== Set task ==
Repeat, without any change, the entries presented below.

### Exercise data

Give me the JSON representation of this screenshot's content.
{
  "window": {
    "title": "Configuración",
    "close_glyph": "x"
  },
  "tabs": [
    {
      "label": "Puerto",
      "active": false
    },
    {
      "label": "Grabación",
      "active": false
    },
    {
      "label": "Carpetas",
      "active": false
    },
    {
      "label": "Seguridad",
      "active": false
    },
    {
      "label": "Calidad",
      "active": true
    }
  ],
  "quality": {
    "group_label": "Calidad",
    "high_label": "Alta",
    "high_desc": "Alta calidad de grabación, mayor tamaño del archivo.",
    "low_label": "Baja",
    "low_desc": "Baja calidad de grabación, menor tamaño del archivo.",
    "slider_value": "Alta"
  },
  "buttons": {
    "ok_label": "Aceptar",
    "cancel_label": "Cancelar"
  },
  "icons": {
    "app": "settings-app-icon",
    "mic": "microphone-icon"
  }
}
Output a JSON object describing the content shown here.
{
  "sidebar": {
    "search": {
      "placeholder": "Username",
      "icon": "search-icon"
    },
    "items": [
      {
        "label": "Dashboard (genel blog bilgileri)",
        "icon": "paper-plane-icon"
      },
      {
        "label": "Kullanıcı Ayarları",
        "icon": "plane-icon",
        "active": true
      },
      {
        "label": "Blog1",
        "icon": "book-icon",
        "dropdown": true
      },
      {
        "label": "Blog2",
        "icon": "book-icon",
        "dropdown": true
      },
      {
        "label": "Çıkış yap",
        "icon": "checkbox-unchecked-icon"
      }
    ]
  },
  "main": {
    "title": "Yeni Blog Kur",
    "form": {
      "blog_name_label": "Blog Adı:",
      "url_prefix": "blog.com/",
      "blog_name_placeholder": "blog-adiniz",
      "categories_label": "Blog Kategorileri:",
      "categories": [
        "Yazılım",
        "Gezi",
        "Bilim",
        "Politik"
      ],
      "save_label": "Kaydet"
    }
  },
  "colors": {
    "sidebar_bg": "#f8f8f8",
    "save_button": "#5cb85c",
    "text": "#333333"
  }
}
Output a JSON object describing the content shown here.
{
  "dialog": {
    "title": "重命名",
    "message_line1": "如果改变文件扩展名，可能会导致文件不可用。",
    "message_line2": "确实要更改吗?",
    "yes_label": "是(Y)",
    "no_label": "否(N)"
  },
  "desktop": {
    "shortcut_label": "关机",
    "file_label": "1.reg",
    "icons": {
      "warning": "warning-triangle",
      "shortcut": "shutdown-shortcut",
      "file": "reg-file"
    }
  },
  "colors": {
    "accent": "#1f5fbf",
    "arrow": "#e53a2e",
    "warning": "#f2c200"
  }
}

######

== Solution to the exercise ==
Give me the JSON representation of this screenshot's content.
{
  "window": {
    "title": "Configuración",
    "close_glyph": "x"
  },
  "tabs": [
    {
      "label": "Puerto",
      "active": false
    },
    {
      "label": "Grabación",
      "active": false
    },
    {
      "label": "Carpetas",
      "active": false
    },
    {
      "label": "Seguridad",
      "active": false
    },
    {
      "label": "Calidad",
      "active": true
    }
  ],
  "quality": {
    "group_label": "Calidad",
    "high_label": "Alta",
    "high_desc": "Alta calidad de grabación, mayor tamaño del archivo.",
    "low_label": "Baja",
    "low_desc": "Baja calidad de grabación, menor tamaño del archivo.",
    "slider_value": "Alta"
  },
  "buttons": {
    "ok_label": "Aceptar",
    "cancel_label": "Cancelar"
  },
  "icons": {
    "app": "settings-app-icon",
    "mic": "microphone-icon"
  }
}
Output a JSON object describing the content shown here.
{
  "sidebar": {
    "search": {
      "placeholder": "Username",
      "icon": "search-icon"
    },
    "items": [
      {
        "label": "Dashboard (genel blog bilgileri)",
        "icon": "paper-plane-icon"
      },
      {
        "label": "Kullanıcı Ayarları",
        "icon": "plane-icon",
        "active": true
      },
      {
        "label": "Blog1",
        "icon": "book-icon",
        "dropdown": true
      },
      {
        "label": "Blog2",
        "icon": "book-icon",
        "dropdown": true
      },
      {
        "label": "Çıkış yap",
        "icon": "checkbox-unchecked-icon"
      }
    ]
  },
  "main": {
    "title": "Yeni Blog Kur",
    "form": {
      "blog_name_label": "Blog Adı:",
      "url_prefix": "blog.com/",
      "blog_name_placeholder": "blog-adiniz",
      "categories_label": "Blog Kategorileri:",
      "categories": [
        "Yazılım",
        "Gezi",
        "Bilim",
        "Politik"
      ],
      "save_label": "Kaydet"
    }
  },
  "colors": {
    "sidebar_bg": "#f8f8f8",
    "save_button": "#5cb85c",
    "text": "#333333"
  }
}
Output a JSON object describing the content shown here.
{
  "dialog": {
    "title": "重命名",
    "message_line1": "如果改变文件扩展名，可能会导致文件不可用。",
    "message_line2": "确实要更改吗?",
    "yes_label": "是(Y)",
    "no_label": "否(N)"
  },
  "desktop": {
    "shortcut_label": "关机",
    "file_label": "1.reg",
    "icons": {
      "warning": "warning-triangle",
      "shortcut": "shutdown-shortcut",
      "file": "reg-file"
    }
  },
  "colors": {
    "accent": "#1f5fbf",
    "arrow": "#e53a2e",
    "warning": "#f2c200"
  }
}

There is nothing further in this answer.